[Materials provided start]

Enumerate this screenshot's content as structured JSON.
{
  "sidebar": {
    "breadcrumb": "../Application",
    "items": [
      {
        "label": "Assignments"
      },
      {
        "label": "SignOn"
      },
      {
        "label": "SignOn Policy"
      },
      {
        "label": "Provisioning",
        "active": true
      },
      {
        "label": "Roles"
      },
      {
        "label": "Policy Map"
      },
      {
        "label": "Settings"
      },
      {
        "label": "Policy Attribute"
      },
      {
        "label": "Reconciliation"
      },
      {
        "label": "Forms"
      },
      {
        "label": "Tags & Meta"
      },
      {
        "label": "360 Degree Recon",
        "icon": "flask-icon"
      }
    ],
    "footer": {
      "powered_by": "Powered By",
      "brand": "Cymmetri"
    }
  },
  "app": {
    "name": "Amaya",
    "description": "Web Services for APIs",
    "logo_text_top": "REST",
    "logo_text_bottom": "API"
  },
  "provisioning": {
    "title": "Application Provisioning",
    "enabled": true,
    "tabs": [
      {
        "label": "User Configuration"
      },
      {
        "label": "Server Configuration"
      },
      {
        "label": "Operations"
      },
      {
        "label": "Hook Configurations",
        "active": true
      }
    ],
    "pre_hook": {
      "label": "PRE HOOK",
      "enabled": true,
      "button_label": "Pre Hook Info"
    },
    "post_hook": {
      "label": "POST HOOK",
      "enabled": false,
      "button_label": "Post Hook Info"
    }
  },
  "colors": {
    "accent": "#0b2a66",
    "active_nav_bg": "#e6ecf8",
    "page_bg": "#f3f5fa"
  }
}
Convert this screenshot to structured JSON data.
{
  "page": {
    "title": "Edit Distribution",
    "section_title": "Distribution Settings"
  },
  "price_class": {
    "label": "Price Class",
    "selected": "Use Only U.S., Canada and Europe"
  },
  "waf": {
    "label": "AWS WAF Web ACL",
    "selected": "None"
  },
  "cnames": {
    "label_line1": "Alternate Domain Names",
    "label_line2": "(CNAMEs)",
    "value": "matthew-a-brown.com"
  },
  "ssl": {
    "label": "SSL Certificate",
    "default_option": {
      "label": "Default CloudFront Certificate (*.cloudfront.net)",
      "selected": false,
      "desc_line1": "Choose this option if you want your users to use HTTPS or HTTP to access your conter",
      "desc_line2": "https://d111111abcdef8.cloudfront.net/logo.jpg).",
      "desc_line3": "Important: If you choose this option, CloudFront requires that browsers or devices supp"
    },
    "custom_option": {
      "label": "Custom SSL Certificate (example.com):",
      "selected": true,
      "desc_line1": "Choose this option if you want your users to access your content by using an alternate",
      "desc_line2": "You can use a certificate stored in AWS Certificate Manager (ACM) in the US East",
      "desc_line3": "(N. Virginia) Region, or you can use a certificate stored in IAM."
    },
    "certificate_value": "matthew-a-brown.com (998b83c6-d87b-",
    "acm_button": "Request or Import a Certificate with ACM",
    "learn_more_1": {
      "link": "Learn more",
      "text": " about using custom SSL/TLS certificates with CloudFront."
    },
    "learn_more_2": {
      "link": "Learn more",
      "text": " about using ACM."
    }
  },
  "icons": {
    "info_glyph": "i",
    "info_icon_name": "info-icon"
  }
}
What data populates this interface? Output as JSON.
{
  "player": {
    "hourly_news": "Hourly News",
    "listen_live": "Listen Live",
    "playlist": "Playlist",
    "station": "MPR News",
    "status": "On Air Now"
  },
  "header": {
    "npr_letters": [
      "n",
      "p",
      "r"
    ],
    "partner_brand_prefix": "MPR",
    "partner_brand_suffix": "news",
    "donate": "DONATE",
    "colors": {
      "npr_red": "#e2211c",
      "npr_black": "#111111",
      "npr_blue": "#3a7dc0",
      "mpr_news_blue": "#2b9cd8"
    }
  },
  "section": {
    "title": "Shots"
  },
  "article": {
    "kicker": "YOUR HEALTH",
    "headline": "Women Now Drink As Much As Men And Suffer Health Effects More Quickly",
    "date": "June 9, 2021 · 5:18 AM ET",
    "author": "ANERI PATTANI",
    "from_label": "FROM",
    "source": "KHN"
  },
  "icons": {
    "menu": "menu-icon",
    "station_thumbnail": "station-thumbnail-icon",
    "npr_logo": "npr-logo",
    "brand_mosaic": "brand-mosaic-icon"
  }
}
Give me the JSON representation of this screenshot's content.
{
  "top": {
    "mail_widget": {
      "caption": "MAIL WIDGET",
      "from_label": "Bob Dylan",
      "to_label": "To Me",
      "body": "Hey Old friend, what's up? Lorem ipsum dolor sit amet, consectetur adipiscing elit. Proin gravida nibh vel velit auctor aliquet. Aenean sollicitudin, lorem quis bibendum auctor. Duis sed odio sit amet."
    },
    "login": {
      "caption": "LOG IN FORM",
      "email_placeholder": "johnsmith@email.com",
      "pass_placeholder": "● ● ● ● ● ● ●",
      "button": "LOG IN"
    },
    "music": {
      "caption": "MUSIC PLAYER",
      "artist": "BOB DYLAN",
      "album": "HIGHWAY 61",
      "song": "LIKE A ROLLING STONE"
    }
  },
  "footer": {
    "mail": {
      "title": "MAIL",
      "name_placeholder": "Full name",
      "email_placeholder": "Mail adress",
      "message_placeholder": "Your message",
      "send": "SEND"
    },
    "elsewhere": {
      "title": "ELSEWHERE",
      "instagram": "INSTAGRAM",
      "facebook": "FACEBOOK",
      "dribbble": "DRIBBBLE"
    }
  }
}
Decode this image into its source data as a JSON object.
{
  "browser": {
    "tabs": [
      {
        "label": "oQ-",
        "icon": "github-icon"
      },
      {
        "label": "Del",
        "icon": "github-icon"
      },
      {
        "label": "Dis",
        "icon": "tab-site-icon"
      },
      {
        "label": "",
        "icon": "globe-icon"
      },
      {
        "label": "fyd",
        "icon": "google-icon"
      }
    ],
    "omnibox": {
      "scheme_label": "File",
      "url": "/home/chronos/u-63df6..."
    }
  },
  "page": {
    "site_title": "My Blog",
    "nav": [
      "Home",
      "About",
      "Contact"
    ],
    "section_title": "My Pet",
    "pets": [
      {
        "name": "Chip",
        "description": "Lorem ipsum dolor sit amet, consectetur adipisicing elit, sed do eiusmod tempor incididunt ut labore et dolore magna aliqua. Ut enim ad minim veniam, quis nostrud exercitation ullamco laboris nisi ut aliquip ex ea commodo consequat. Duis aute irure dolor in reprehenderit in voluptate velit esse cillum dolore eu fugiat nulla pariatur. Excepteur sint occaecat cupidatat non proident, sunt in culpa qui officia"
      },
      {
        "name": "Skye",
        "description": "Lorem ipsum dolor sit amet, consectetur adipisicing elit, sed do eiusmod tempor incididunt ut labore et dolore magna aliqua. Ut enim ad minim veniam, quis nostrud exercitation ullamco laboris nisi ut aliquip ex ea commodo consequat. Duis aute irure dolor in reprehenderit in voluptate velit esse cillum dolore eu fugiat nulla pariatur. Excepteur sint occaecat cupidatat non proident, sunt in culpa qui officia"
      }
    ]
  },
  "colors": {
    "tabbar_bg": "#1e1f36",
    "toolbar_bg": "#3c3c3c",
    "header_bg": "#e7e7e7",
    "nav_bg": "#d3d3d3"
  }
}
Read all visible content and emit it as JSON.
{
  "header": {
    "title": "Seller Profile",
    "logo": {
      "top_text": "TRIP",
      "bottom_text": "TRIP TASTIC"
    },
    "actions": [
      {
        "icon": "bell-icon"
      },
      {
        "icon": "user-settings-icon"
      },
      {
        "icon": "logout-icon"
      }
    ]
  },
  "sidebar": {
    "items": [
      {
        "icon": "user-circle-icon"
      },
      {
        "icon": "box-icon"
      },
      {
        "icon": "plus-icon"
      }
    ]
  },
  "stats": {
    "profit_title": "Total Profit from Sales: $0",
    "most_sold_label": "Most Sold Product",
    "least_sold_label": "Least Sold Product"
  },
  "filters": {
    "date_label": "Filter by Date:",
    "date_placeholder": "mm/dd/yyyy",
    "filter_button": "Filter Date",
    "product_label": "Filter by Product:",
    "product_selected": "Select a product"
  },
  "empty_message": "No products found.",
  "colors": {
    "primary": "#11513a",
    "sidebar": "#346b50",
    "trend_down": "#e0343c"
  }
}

[Materials provided end]

Filter lines by "stored" and return each hit.

Task result:
      "desc_line2": "You can use a certificate stored in AWS Certificate Manager (ACM) in the US East",
      "desc_line3": "(N. Virginia) Region, or you can use a certificate stored in IAM."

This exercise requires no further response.